- **WORK TO COMPLETE**:
Under this task are some entries; return every one of them exactly.

- **RECORDED INFORMATION**:
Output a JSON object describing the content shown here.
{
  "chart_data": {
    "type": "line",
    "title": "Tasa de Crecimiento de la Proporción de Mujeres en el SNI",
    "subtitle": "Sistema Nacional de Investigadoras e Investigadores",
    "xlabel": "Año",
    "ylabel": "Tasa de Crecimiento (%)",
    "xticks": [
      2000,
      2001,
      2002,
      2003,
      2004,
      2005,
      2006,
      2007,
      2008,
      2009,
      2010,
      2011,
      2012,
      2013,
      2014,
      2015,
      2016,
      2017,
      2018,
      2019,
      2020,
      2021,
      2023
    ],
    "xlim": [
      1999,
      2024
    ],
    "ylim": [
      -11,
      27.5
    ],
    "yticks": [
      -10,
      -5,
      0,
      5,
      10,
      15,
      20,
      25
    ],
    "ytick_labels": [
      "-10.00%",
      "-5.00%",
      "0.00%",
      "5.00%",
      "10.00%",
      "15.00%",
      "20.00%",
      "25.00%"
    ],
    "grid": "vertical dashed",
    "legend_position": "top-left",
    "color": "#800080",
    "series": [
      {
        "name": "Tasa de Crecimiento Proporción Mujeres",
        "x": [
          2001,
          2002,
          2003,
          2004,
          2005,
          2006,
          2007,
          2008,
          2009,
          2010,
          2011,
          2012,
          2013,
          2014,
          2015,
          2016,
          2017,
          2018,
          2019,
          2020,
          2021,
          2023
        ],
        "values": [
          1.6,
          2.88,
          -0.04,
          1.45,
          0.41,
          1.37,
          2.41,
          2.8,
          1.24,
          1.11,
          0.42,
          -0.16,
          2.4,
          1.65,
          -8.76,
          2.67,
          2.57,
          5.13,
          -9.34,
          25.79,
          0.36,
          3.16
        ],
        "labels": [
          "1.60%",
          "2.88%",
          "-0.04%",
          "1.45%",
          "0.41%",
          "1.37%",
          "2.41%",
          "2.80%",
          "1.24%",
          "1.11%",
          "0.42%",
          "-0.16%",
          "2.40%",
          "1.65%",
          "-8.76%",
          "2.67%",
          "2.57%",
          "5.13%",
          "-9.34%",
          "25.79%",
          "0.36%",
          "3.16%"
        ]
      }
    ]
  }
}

- **EXERCISE RESULT**:
Output a JSON object describing the content shown here.
{
  "chart_data": {
    "type": "line",
    "title": "Tasa de Crecimiento de la Proporción de Mujeres en el SNI",
    "subtitle": "Sistema Nacional de Investigadoras e Investigadores",
    "xlabel": "Año",
    "ylabel": "Tasa de Crecimiento (%)",
    "xticks": [
      2000,
      2001,
      2002,
      2003,
      2004,
      2005,
      2006,
      2007,
      2008,
      2009,
      2010,
      2011,
      2012,
      2013,
      2014,
      2015,
      2016,
      2017,
      2018,
      2019,
      2020,
      2021,
      2023
    ],
    "xlim": [
      1999,
      2024
    ],
    "ylim": [
      -11,
      27.5
    ],
    "yticks": [
      -10,
      -5,
      0,
      5,
      10,
      15,
      20,
      25
    ],
    "ytick_labels": [
      "-10.00%",
      "-5.00%",
      "0.00%",
      "5.00%",
      "10.00%",
      "15.00%",
      "20.00%",
      "25.00%"
    ],
    "grid": "vertical dashed",
    "legend_position": "top-left",
    "color": "#800080",
    "series": [
      {
        "name": "Tasa de Crecimiento Proporción Mujeres",
        "x": [
          2001,
          2002,
          2003,
          2004,
          2005,
          2006,
          2007,
          2008,
          2009,
          2010,
          2011,
          2012,
          2013,
          2014,
          2015,
          2016,
          2017,
          2018,
          2019,
          2020,
          2021,
          2023
        ],
        "values": [
          1.6,
          2.88,
          -0.04,
          1.45,
          0.41,
          1.37,
          2.41,
          2.8,
          1.24,
          1.11,
          0.42,
          -0.16,
          2.4,
          1.65,
          -8.76,
          2.67,
          2.57,
          5.13,
          -9.34,
          25.79,
          0.36,
          3.16
        ],
        "labels": [
          "1.60%",
          "2.88%",
          "-0.04%",
          "1.45%",
          "0.41%",
          "1.37%",
          "2.41%",
          "2.80%",
          "1.24%",
          "1.11%",
          "0.42%",
          "-0.16%",
          "2.40%",
          "1.65%",
          "-8.76%",
          "2.67%",
          "2.57%",
          "5.13%",
          "-9.34%",
          "25.79%",
          "0.36%",
          "3.16%"
        ]
      }
    ]
  }
}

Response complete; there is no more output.